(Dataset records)

────

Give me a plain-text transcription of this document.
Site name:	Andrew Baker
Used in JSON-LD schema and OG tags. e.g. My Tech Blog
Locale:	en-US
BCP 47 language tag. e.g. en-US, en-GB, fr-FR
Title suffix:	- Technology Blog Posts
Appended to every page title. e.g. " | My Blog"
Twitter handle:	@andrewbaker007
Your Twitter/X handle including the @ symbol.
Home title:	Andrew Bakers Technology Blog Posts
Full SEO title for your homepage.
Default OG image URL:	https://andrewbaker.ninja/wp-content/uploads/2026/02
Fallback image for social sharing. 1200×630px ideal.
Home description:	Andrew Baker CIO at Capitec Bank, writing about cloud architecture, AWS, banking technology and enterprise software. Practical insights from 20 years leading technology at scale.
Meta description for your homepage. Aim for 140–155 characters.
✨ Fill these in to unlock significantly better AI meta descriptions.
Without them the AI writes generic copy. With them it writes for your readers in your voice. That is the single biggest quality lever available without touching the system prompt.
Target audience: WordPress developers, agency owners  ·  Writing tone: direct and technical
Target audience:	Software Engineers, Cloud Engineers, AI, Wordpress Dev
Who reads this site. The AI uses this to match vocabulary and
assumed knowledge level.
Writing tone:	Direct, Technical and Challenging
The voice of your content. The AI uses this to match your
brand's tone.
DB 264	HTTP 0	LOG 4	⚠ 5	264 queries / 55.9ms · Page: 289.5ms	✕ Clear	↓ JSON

────

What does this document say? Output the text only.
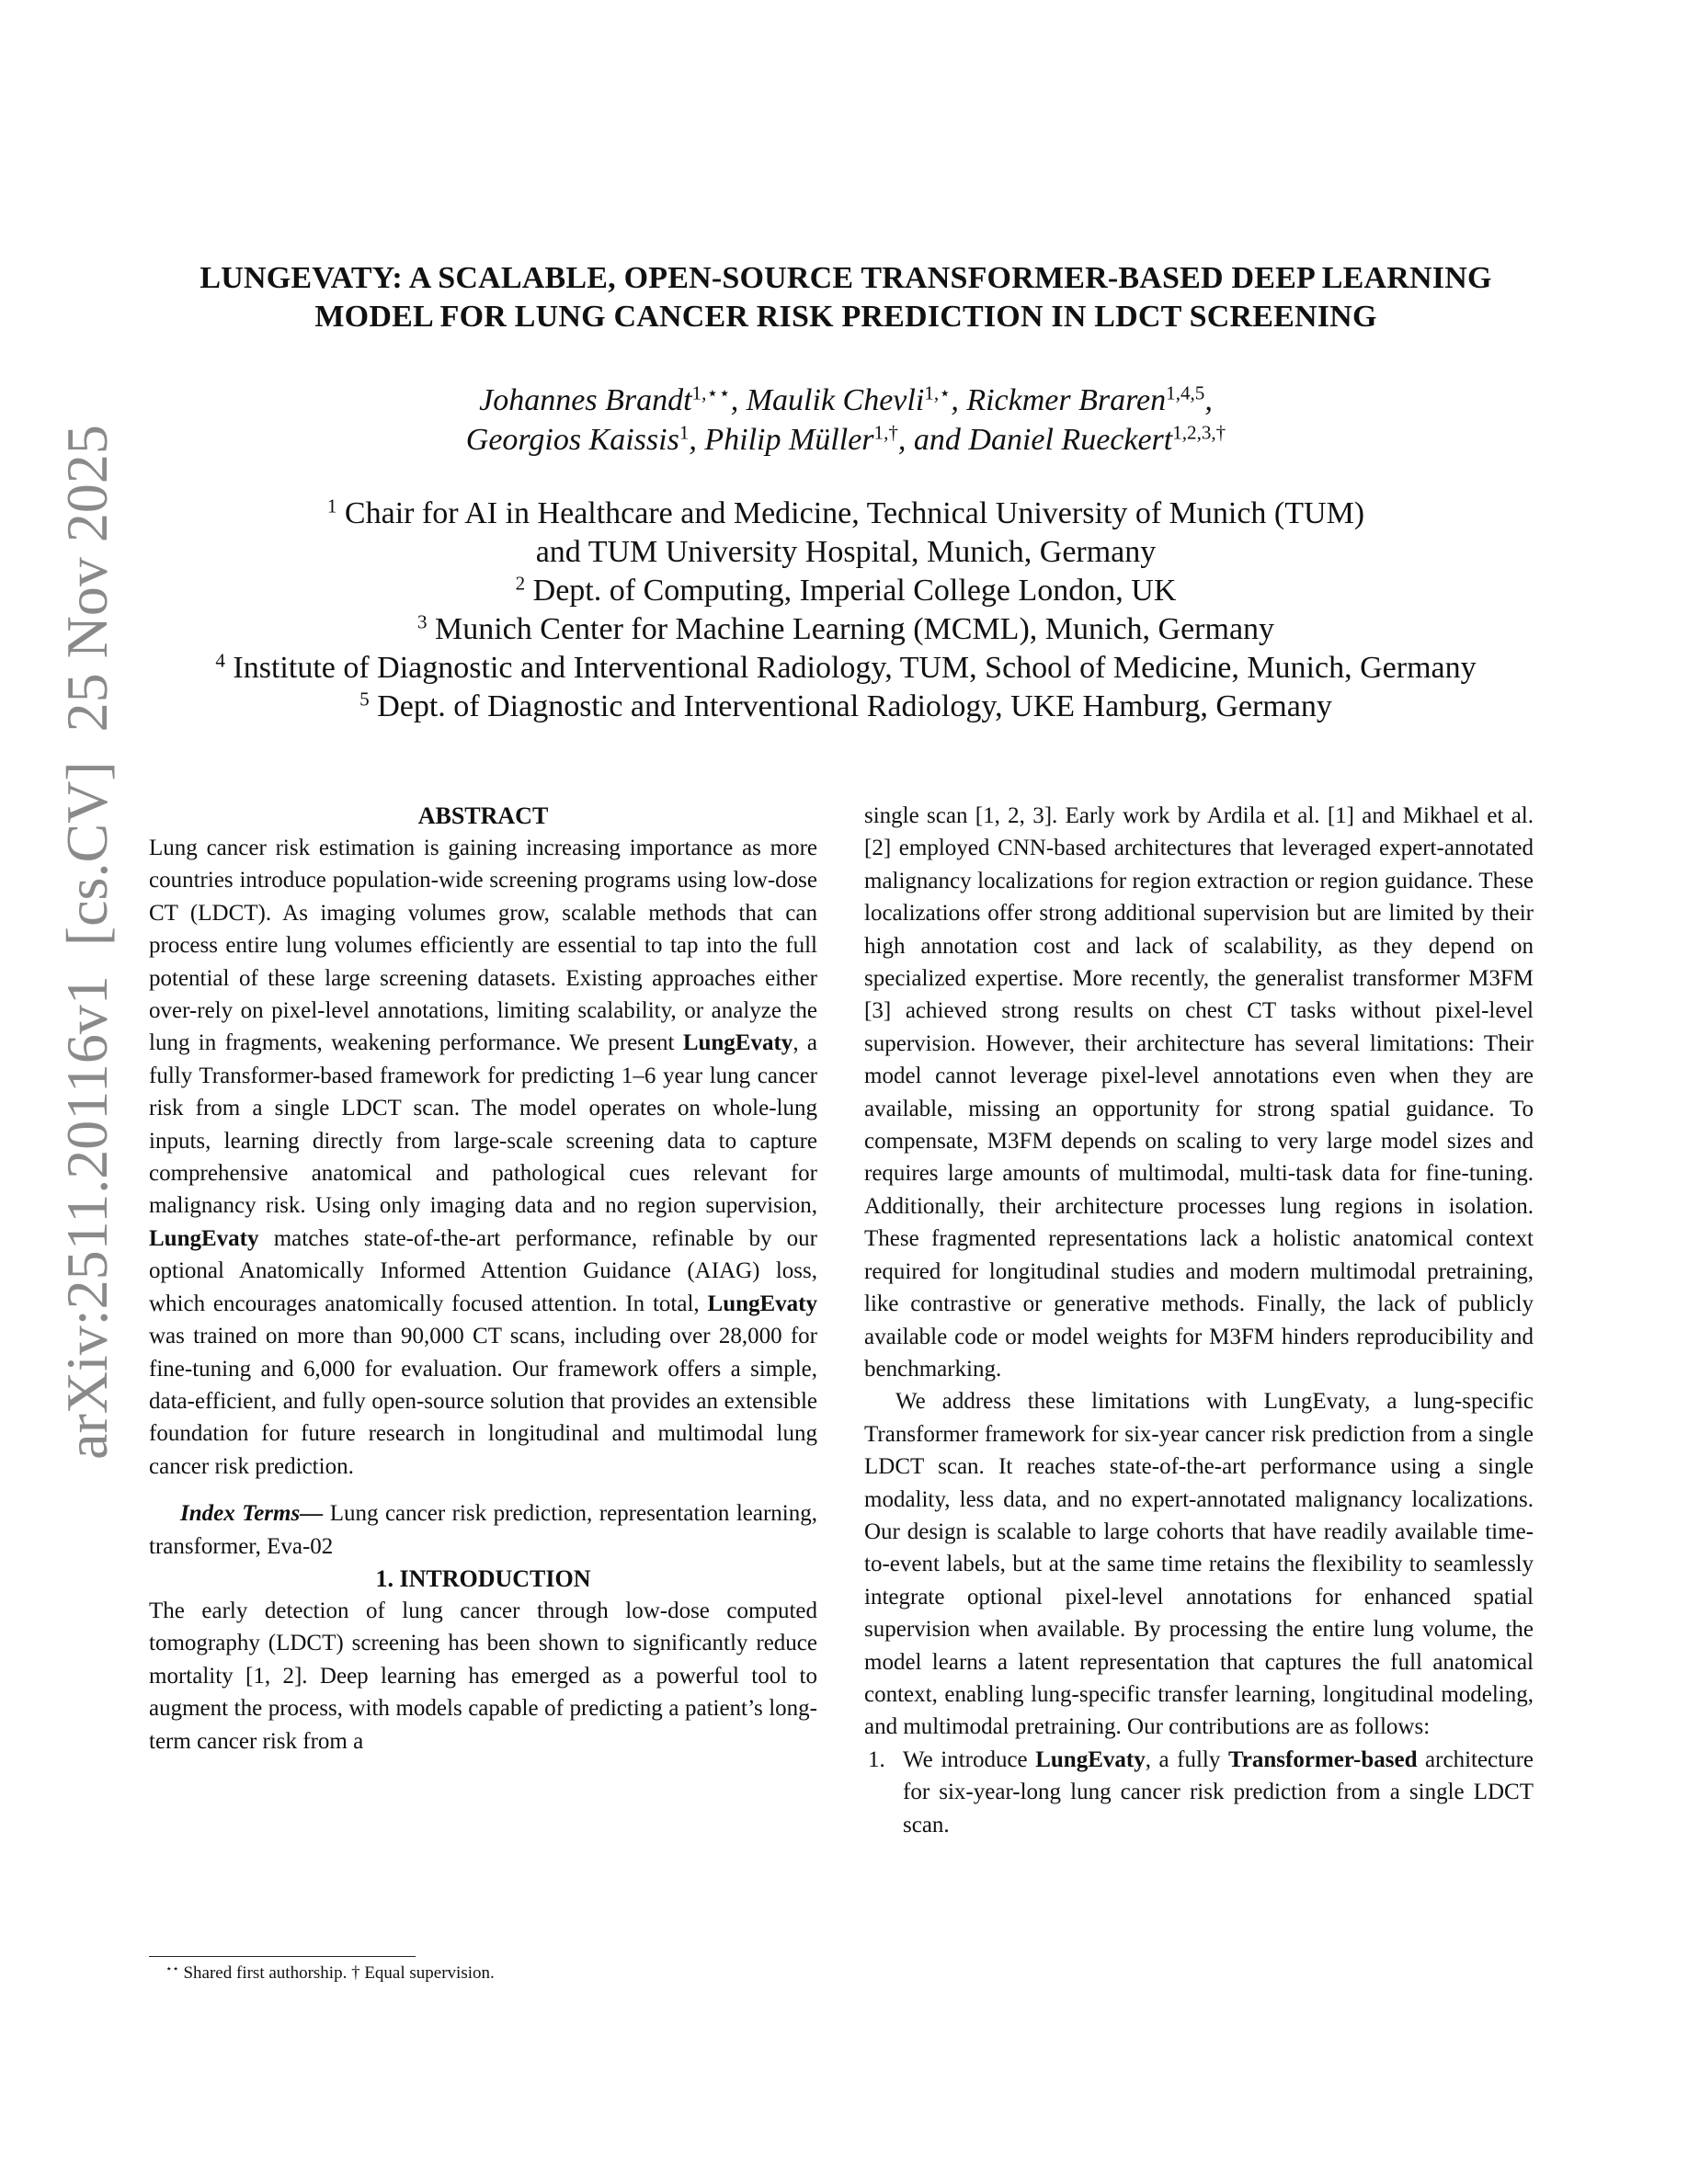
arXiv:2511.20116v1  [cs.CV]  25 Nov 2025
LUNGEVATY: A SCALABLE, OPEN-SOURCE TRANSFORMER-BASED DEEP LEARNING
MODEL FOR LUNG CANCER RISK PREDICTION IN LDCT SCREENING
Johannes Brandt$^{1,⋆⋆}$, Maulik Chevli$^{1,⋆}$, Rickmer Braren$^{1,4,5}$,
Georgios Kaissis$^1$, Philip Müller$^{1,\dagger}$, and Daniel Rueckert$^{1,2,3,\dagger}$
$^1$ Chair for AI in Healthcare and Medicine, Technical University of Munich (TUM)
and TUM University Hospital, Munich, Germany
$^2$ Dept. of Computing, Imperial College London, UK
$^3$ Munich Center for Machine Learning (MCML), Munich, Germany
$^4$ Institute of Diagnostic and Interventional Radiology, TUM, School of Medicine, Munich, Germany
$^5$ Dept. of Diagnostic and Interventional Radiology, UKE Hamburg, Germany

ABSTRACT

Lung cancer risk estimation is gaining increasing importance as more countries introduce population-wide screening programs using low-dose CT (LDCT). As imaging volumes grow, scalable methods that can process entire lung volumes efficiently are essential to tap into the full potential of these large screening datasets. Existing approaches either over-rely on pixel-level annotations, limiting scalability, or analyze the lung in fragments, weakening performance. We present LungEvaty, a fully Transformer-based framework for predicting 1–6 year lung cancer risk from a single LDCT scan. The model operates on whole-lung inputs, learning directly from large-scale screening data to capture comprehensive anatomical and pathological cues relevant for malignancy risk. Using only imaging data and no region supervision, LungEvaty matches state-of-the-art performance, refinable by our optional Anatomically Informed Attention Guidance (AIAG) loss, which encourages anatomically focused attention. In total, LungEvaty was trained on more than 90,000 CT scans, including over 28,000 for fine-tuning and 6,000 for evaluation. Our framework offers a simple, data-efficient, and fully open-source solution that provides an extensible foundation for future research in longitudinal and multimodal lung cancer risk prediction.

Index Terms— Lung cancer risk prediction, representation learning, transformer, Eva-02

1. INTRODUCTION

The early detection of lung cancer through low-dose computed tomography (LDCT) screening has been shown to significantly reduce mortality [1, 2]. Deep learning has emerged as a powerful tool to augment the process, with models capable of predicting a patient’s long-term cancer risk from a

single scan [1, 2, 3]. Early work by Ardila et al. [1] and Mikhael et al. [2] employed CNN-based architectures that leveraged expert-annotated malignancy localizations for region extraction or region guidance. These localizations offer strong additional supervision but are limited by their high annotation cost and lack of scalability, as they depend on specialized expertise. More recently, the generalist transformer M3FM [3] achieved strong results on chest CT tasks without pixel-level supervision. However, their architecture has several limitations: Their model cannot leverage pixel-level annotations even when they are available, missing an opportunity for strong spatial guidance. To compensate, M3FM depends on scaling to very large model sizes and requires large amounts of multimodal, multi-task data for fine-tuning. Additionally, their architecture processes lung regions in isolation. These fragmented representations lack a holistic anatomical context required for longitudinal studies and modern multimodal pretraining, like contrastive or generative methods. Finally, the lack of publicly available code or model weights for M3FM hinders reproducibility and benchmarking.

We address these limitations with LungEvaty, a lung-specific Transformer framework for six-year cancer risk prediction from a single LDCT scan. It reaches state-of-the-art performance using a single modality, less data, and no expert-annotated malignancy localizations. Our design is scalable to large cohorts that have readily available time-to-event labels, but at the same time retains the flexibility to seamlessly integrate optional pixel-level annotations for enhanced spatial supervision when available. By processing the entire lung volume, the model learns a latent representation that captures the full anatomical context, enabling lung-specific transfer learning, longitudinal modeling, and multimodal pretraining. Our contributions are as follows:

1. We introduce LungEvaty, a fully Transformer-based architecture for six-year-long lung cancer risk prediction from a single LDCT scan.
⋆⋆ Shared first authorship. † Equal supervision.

────

▶ [TASK OBJECTIVE]
Copy all lines from the data that hold the word "this".

▶ [FULL OUTPUT]
Give me a plain-text transcription of this document.
Who reads this site. The AI uses this to match vocabulary and
The voice of your content. The AI uses this to match your
What does this document say? Output the text only.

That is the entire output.